> Problem details
Print each of the entries exactly, leaving nothing out.

> Dataset records

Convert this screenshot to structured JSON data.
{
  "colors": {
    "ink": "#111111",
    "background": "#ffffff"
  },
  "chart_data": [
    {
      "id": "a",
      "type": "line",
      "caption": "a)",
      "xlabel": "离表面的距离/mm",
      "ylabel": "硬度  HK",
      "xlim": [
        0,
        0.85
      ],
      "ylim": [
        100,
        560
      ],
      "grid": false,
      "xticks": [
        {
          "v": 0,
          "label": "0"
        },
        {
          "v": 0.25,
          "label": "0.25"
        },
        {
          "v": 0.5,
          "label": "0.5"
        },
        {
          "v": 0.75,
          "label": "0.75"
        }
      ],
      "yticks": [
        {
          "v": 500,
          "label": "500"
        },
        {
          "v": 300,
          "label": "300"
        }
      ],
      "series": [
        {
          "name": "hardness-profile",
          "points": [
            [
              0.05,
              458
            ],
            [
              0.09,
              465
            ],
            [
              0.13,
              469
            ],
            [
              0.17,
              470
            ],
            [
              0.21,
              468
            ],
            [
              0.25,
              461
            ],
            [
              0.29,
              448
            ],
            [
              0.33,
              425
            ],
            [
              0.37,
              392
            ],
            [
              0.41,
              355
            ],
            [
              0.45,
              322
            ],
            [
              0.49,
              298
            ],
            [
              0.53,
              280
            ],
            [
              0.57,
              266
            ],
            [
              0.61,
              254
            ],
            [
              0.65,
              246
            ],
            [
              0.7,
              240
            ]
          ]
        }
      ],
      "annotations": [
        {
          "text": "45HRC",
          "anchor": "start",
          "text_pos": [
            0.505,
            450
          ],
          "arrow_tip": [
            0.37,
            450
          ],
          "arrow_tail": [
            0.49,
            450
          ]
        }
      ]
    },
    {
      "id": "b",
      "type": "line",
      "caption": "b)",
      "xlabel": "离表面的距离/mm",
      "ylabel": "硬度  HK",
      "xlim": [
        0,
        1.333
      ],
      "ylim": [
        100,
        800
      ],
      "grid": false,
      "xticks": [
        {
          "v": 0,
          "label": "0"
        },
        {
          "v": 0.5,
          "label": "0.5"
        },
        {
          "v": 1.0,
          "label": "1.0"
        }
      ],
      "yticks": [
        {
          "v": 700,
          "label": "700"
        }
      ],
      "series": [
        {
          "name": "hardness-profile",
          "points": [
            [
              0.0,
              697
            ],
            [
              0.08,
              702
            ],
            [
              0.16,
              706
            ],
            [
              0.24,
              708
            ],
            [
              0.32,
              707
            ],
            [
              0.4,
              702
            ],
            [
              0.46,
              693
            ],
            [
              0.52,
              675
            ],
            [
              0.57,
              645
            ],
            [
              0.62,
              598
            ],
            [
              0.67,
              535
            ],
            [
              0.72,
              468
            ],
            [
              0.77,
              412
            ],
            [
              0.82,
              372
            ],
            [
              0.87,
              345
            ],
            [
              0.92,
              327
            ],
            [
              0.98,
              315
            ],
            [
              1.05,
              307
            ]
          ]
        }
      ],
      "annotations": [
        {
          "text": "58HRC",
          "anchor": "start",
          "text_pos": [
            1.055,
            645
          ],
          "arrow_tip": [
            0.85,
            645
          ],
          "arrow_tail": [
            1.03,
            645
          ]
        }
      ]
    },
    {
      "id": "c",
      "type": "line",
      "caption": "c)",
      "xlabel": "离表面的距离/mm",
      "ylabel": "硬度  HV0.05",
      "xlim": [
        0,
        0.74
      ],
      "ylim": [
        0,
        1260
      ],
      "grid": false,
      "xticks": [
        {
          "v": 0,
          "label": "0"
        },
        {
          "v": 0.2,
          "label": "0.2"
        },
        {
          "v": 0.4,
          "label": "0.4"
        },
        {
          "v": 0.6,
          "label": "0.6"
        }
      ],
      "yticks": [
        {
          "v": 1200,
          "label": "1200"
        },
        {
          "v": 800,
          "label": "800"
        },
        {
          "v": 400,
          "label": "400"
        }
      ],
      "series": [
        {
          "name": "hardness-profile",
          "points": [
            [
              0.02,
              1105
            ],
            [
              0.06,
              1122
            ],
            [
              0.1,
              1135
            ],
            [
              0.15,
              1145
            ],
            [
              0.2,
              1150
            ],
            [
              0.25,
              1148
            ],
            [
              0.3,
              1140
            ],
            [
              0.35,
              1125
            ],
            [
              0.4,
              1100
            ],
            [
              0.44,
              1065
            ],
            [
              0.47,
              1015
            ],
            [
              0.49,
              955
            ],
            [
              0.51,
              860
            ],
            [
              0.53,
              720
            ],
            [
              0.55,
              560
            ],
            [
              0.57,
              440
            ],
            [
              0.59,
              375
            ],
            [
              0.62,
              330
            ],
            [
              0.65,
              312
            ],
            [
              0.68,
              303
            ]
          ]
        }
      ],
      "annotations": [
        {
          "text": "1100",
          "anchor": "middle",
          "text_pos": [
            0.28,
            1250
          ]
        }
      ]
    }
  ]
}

> Task response
Convert this screenshot to structured JSON data.
{
  "colors": {
    "ink": "#111111",
    "background": "#ffffff"
  },
  "chart_data": [
    {
      "id": "a",
      "type": "line",
      "caption": "a)",
      "xlabel": "离表面的距离/mm",
      "ylabel": "硬度  HK",
      "xlim": [
        0,
        0.85
      ],
      "ylim": [
        100,
        560
      ],
      "grid": false,
      "xticks": [
        {
          "v": 0,
          "label": "0"
        },
        {
          "v": 0.25,
          "label": "0.25"
        },
        {
          "v": 0.5,
          "label": "0.5"
        },
        {
          "v": 0.75,
          "label": "0.75"
        }
      ],
      "yticks": [
        {
          "v": 500,
          "label": "500"
        },
        {
          "v": 300,
          "label": "300"
        }
      ],
      "series": [
        {
          "name": "hardness-profile",
          "points": [
            [
              0.05,
              458
            ],
            [
              0.09,
              465
            ],
            [
              0.13,
              469
            ],
            [
              0.17,
              470
            ],
            [
              0.21,
              468
            ],
            [
              0.25,
              461
            ],
            [
              0.29,
              448
            ],
            [
              0.33,
              425
            ],
            [
              0.37,
              392
            ],
            [
              0.41,
              355
            ],
            [
              0.45,
              322
            ],
            [
              0.49,
              298
            ],
            [
              0.53,
              280
            ],
            [
              0.57,
              266
            ],
            [
              0.61,
              254
            ],
            [
              0.65,
              246
            ],
            [
              0.7,
              240
            ]
          ]
        }
      ],
      "annotations": [
        {
          "text": "45HRC",
          "anchor": "start",
          "text_pos": [
            0.505,
            450
          ],
          "arrow_tip": [
            0.37,
            450
          ],
          "arrow_tail": [
            0.49,
            450
          ]
        }
      ]
    },
    {
      "id": "b",
      "type": "line",
      "caption": "b)",
      "xlabel": "离表面的距离/mm",
      "ylabel": "硬度  HK",
      "xlim": [
        0,
        1.333
      ],
      "ylim": [
        100,
        800
      ],
      "grid": false,
      "xticks": [
        {
          "v": 0,
          "label": "0"
        },
        {
          "v": 0.5,
          "label": "0.5"
        },
        {
          "v": 1.0,
          "label": "1.0"
        }
      ],
      "yticks": [
        {
          "v": 700,
          "label": "700"
        }
      ],
      "series": [
        {
          "name": "hardness-profile",
          "points": [
            [
              0.0,
              697
            ],
            [
              0.08,
              702
            ],
            [
              0.16,
              706
            ],
            [
              0.24,
              708
            ],
            [
              0.32,
              707
            ],
            [
              0.4,
              702
            ],
            [
              0.46,
              693
            ],
            [
              0.52,
              675
            ],
            [
              0.57,
              645
            ],
            [
              0.62,
              598
            ],
            [
              0.67,
              535
            ],
            [
              0.72,
              468
            ],
            [
              0.77,
              412
            ],
            [
              0.82,
              372
            ],
            [
              0.87,
              345
            ],
            [
              0.92,
              327
            ],
            [
              0.98,
              315
            ],
            [
              1.05,
              307
            ]
          ]
        }
      ],
      "annotations": [
        {
          "text": "58HRC",
          "anchor": "start",
          "text_pos": [
            1.055,
            645
          ],
          "arrow_tip": [
            0.85,
            645
          ],
          "arrow_tail": [
            1.03,
            645
          ]
        }
      ]
    },
    {
      "id": "c",
      "type": "line",
      "caption": "c)",
      "xlabel": "离表面的距离/mm",
      "ylabel": "硬度  HV0.05",
      "xlim": [
        0,
        0.74
      ],
      "ylim": [
        0,
        1260
      ],
      "grid": false,
      "xticks": [
        {
          "v": 0,
          "label": "0"
        },
        {
          "v": 0.2,
          "label": "0.2"
        },
        {
          "v": 0.4,
          "label": "0.4"
        },
        {
          "v": 0.6,
          "label": "0.6"
        }
      ],
      "yticks": [
        {
          "v": 1200,
          "label": "1200"
        },
        {
          "v": 800,
          "label": "800"
        },
        {
          "v": 400,
          "label": "400"
        }
      ],
      "series": [
        {
          "name": "hardness-profile",
          "points": [
            [
              0.02,
              1105
            ],
            [
              0.06,
              1122
            ],
            [
              0.1,
              1135
            ],
            [
              0.15,
              1145
            ],
            [
              0.2,
              1150
            ],
            [
              0.25,
              1148
            ],
            [
              0.3,
              1140
            ],
            [
              0.35,
              1125
            ],
            [
              0.4,
              1100
            ],
            [
              0.44,
              1065
            ],
            [
              0.47,
              1015
            ],
            [
              0.49,
              955
            ],
            [
              0.51,
              860
            ],
            [
              0.53,
              720
            ],
            [
              0.55,
              560
            ],
            [
              0.57,
              440
            ],
            [
              0.59,
              375
            ],
            [
              0.62,
              330
            ],
            [
              0.65,
              312
            ],
            [
              0.68,
              303
            ]
          ]
        }
      ],
      "annotations": [
        {
          "text": "1100",
          "anchor": "middle",
          "text_pos": [
            0.28,
            1250
          ]
        }
      ]
    }
  ]
}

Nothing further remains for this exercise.